SUPPLIED DATA:
* begin *

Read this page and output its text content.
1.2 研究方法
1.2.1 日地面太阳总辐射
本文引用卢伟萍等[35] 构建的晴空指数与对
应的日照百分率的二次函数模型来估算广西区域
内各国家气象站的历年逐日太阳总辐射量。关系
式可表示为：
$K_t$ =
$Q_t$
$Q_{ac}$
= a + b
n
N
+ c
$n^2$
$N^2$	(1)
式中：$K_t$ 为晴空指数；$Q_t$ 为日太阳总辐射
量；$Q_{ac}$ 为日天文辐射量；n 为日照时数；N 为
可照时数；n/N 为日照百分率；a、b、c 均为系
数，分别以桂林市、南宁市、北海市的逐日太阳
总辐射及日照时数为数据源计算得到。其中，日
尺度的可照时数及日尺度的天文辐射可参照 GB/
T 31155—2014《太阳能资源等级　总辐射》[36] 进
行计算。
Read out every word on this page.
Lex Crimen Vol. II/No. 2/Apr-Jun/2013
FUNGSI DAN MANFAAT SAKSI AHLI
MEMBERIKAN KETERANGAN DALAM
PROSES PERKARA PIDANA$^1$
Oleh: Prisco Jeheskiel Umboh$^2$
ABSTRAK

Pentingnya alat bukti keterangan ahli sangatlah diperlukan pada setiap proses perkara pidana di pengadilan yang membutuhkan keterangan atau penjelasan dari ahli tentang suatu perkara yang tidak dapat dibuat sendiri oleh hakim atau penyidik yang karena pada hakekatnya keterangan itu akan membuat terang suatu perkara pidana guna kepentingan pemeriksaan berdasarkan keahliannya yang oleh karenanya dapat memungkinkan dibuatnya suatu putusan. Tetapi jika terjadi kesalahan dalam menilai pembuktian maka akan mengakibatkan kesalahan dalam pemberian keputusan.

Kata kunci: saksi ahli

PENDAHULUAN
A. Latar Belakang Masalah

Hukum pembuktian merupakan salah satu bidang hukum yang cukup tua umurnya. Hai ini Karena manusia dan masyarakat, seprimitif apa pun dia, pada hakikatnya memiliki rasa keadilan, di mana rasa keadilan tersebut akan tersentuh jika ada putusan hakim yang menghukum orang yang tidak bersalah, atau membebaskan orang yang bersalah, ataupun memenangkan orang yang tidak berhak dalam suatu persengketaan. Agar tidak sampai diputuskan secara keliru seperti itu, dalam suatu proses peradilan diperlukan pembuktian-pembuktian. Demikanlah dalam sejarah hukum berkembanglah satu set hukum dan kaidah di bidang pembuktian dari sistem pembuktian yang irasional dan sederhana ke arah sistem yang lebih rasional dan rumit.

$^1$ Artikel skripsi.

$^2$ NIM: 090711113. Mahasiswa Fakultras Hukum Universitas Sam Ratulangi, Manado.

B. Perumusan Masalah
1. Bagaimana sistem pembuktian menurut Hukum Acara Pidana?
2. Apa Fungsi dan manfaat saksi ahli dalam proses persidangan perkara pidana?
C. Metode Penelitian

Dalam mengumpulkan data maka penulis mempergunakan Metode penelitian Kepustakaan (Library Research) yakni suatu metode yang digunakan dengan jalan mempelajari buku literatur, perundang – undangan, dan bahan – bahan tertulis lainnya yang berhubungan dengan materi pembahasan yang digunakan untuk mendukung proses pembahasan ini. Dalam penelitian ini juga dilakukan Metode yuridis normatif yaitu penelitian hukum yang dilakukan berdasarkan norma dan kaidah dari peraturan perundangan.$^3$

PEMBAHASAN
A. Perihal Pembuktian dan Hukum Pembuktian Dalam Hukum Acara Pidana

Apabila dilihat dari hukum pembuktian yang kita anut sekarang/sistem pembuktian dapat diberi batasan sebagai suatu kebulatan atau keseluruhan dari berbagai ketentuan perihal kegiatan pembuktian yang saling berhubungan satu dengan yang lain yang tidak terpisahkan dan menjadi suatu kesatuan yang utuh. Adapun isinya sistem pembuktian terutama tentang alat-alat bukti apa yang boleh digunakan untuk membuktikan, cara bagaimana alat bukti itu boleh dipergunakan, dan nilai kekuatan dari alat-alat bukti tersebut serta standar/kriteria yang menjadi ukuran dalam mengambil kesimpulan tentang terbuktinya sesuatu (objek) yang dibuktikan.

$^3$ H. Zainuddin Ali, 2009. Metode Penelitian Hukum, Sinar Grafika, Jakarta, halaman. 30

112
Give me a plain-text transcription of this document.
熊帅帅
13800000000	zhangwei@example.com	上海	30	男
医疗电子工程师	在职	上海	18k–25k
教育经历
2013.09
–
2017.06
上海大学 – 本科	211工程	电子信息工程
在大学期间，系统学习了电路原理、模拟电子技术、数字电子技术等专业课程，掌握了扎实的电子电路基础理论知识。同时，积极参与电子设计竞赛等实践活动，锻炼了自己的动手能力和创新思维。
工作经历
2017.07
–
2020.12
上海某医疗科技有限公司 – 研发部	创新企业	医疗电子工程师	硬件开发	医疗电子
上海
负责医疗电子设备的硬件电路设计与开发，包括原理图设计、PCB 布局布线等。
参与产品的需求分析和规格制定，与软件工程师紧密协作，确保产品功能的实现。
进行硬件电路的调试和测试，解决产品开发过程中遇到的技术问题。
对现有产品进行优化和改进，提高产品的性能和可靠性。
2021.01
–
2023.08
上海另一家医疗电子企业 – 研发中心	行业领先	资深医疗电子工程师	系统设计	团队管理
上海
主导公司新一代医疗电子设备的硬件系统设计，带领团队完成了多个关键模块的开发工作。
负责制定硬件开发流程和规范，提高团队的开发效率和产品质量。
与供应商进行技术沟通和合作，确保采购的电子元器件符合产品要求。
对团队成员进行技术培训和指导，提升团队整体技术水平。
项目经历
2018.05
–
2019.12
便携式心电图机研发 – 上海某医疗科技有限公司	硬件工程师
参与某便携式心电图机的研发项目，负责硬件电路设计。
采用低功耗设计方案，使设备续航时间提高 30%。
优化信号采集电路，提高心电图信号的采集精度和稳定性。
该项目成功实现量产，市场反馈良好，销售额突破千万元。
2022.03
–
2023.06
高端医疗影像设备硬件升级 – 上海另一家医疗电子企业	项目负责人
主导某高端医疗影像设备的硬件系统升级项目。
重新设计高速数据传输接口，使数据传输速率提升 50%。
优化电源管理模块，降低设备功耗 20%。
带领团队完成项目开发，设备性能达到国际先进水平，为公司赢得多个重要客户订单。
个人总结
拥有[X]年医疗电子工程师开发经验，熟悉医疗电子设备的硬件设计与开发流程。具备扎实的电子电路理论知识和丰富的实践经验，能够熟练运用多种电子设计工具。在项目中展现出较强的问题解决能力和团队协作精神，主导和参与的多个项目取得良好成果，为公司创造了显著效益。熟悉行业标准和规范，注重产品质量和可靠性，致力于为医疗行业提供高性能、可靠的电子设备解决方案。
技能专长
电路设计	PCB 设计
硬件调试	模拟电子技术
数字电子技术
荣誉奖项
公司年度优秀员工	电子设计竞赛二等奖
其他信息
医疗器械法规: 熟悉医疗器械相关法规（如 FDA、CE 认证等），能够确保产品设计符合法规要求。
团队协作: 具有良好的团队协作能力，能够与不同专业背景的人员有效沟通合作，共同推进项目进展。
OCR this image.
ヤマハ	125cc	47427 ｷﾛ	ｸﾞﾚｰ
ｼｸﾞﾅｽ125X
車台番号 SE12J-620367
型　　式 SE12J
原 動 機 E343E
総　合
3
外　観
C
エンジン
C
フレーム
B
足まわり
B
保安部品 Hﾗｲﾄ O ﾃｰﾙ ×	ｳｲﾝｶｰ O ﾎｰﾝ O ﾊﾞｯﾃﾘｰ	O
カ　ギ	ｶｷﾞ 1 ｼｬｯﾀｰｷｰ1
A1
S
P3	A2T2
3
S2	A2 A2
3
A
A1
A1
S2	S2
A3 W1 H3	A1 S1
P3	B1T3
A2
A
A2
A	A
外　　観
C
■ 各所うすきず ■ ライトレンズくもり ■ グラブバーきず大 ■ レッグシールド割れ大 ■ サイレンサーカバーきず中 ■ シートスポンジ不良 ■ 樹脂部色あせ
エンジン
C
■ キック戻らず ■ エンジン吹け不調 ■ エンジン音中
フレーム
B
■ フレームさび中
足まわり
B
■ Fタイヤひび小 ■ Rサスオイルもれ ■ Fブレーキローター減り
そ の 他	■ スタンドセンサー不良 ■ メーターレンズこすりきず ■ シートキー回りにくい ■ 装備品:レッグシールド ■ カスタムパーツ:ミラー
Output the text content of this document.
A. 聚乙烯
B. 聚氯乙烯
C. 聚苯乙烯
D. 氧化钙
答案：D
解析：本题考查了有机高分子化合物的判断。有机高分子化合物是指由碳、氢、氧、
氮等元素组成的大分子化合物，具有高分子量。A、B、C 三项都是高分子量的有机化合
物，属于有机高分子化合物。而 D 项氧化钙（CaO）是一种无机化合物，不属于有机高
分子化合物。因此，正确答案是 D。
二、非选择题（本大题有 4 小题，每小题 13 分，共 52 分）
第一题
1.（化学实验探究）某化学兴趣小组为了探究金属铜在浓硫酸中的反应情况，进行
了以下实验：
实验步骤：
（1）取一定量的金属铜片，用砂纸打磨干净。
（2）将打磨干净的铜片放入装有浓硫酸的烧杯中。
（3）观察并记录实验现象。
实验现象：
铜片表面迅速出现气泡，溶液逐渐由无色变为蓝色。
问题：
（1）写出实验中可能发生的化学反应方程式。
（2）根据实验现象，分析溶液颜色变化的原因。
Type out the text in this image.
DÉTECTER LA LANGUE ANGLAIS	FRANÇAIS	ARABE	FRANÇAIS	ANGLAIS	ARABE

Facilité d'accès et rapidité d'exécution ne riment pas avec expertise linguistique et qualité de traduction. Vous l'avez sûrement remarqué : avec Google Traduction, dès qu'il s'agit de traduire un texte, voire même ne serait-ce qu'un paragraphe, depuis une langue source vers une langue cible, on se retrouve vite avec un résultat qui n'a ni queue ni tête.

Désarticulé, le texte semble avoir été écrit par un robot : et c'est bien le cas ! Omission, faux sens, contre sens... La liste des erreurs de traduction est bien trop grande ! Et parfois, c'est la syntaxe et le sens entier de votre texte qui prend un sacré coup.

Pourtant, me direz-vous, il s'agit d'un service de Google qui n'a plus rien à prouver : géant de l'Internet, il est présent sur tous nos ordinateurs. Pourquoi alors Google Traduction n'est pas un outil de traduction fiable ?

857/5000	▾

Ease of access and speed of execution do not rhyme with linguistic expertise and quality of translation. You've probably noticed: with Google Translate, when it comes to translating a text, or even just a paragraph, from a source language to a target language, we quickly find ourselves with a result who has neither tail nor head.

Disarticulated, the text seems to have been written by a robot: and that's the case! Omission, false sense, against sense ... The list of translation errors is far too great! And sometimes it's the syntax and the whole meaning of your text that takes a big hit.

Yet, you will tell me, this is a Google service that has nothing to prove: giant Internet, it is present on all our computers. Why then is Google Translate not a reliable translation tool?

* end *

SHORT EXERCISE: Gather each line in the entries above where the string "alat" is found.

WRITTEN RESPONSE:
Pentingnya alat bukti keterangan ahli sangatlah diperlukan pada setiap proses perkara pidana di pengadilan yang membutuhkan keterangan atau penjelasan dari ahli tentang suatu perkara yang tidak dapat dibuat sendiri oleh hakim atau penyidik yang karena pada hakekatnya keterangan itu akan membuat terang suatu perkara pidana guna kepentingan pemeriksaan berdasarkan keahliannya yang oleh karenanya dapat memungkinkan dibuatnya suatu putusan. Tetapi jika terjadi kesalahan dalam menilai pembuktian maka akan mengakibatkan kesalahan dalam pemberian keputusan.
Apabila dilihat dari hukum pembuktian yang kita anut sekarang/sistem pembuktian dapat diberi batasan sebagai suatu kebulatan atau keseluruhan dari berbagai ketentuan perihal kegiatan pembuktian yang saling berhubungan satu dengan yang lain yang tidak terpisahkan dan menjadi suatu kesatuan yang utuh. Adapun isinya sistem pembuktian terutama tentang alat-alat bukti apa yang boleh digunakan untuk membuktikan, cara bagaimana alat bukti itu boleh dipergunakan, dan nilai kekuatan dari alat-alat bukti tersebut serta standar/kriteria yang menjadi ukuran dalam mengambil kesimpulan tentang terbuktinya sesuatu (objek) yang dibuktikan.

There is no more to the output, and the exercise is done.